§ **DATA ROWS**:
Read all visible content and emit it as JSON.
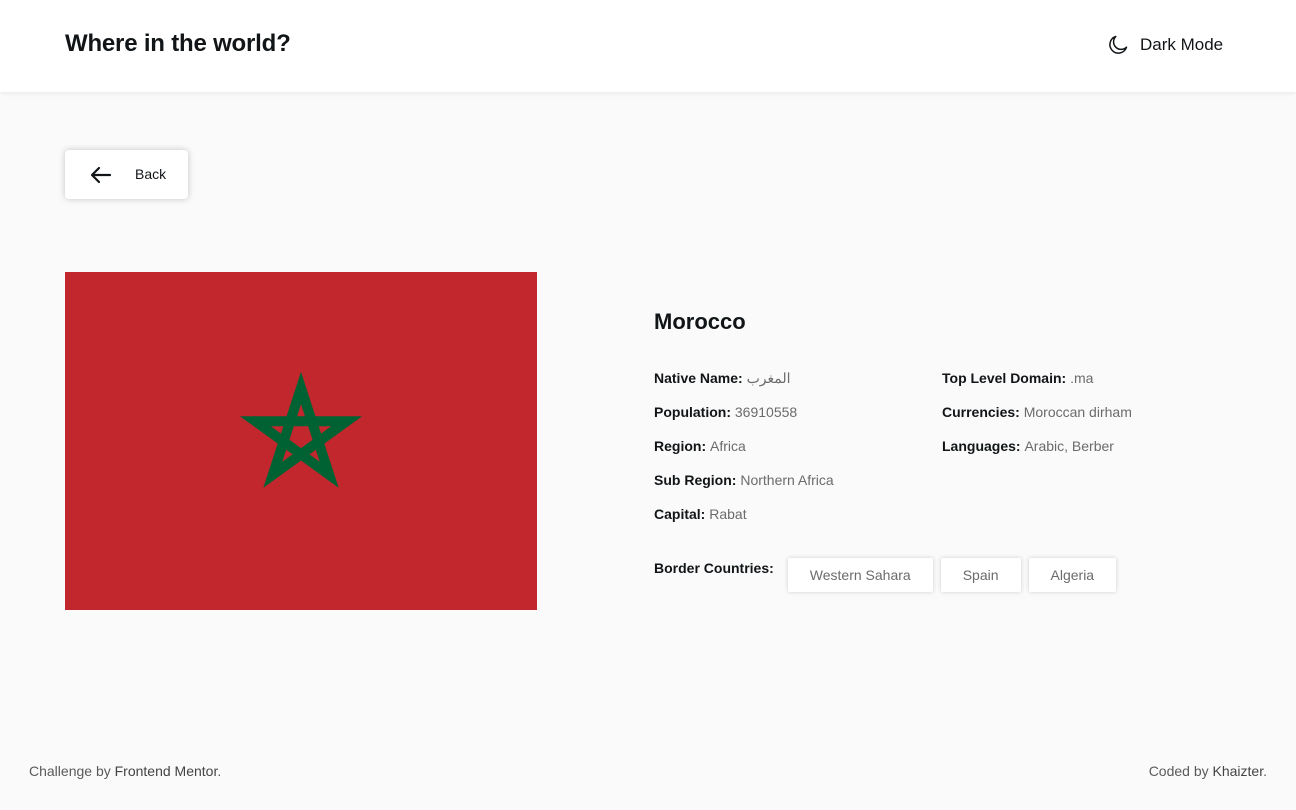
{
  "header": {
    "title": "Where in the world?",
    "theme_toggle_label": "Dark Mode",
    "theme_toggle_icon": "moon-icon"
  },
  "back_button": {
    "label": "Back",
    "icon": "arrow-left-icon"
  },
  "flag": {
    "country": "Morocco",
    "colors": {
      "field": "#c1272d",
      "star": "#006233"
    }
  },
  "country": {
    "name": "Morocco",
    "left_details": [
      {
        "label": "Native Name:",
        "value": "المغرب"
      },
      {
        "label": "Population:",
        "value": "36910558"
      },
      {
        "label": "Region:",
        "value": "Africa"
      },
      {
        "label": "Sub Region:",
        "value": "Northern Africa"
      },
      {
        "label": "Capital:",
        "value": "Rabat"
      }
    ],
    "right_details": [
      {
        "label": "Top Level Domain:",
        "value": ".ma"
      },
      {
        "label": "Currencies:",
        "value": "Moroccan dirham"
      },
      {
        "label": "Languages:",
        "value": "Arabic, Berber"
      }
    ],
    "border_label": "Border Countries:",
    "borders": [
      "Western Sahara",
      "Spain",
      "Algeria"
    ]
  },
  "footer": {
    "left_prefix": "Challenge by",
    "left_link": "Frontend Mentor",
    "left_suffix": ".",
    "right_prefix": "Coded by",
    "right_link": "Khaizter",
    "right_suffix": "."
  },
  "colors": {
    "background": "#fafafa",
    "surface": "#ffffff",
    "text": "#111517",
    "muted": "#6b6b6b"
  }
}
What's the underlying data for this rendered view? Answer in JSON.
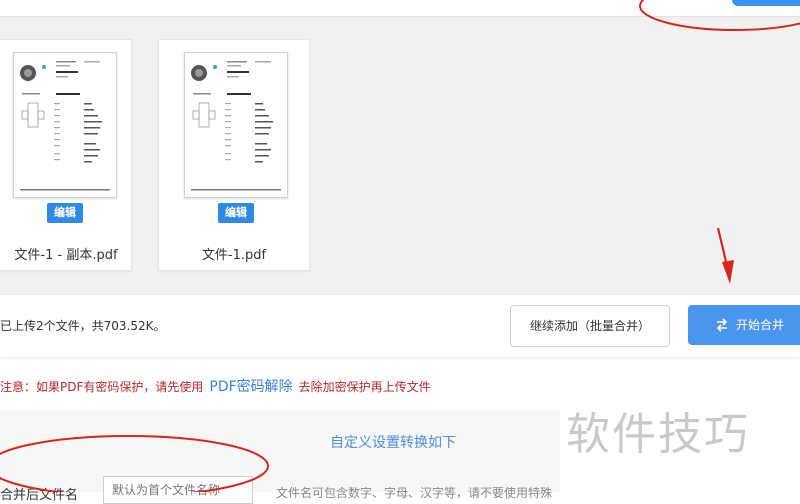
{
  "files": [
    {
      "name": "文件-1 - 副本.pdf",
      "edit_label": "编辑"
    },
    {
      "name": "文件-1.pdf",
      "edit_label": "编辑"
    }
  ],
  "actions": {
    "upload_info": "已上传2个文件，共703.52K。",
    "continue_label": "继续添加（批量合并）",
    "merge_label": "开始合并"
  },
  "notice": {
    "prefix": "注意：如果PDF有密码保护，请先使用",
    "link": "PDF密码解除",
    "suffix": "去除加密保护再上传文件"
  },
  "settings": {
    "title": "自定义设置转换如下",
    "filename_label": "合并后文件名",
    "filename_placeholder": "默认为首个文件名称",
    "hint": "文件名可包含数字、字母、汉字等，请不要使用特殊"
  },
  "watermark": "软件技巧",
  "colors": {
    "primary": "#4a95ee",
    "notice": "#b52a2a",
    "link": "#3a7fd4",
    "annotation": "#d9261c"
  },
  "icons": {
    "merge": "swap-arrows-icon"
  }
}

§ **GIVEN PROBLEM**: Pictures in the records above are not copied; print everything else exactly.

§ **SOLUTION FOR THIS TASK**:
Read all visible content and emit it as JSON.
{
  "header": {
    "title": "Where in the world?",
    "theme_toggle_label": "Dark Mode",
    "theme_toggle_icon": "moon-icon"
  },
  "back_button": {
    "label": "Back",
    "icon": "arrow-left-icon"
  },
  "flag": {
    "country": "Morocco",
    "colors": {
      "field": "#c1272d",
      "star": "#006233"
    }
  },
  "country": {
    "name": "Morocco",
    "left_details": [
      {
        "label": "Native Name:",
        "value": "المغرب"
      },
      {
        "label": "Population:",
        "value": "36910558"
      },
      {
        "label": "Region:",
        "value": "Africa"
      },
      {
        "label": "Sub Region:",
        "value": "Northern Africa"
      },
      {
        "label": "Capital:",
        "value": "Rabat"
      }
    ],
    "right_details": [
      {
        "label": "Top Level Domain:",
        "value": ".ma"
      },
      {
        "label": "Currencies:",
        "value": "Moroccan dirham"
      },
      {
        "label": "Languages:",
        "value": "Arabic, Berber"
      }
    ],
    "border_label": "Border Countries:",
    "borders": [
      "Western Sahara",
      "Spain",
      "Algeria"
    ]
  },
  "footer": {
    "left_prefix": "Challenge by",
    "left_link": "Frontend Mentor",
    "left_suffix": ".",
    "right_prefix": "Coded by",
    "right_link": "Khaizter",
    "right_suffix": "."
  },
  "colors": {
    "background": "#fafafa",
    "surface": "#ffffff",
    "text": "#111517",
    "muted": "#6b6b6b"
  }
}
What's the underlying data for this rendered view? Answer in JSON.
{
  "files": [
    {
      "name": "文件-1 - 副本.pdf",
      "edit_label": "编辑"
    },
    {
      "name": "文件-1.pdf",
      "edit_label": "编辑"
    }
  ],
  "actions": {
    "upload_info": "已上传2个文件，共703.52K。",
    "continue_label": "继续添加（批量合并）",
    "merge_label": "开始合并"
  },
  "notice": {
    "prefix": "注意：如果PDF有密码保护，请先使用",
    "link": "PDF密码解除",
    "suffix": "去除加密保护再上传文件"
  },
  "settings": {
    "title": "自定义设置转换如下",
    "filename_label": "合并后文件名",
    "filename_placeholder": "默认为首个文件名称",
    "hint": "文件名可包含数字、字母、汉字等，请不要使用特殊"
  },
  "watermark": "软件技巧",
  "colors": {
    "primary": "#4a95ee",
    "notice": "#b52a2a",
    "link": "#3a7fd4",
    "annotation": "#d9261c"
  },
  "icons": {
    "merge": "swap-arrows-icon"
  }
}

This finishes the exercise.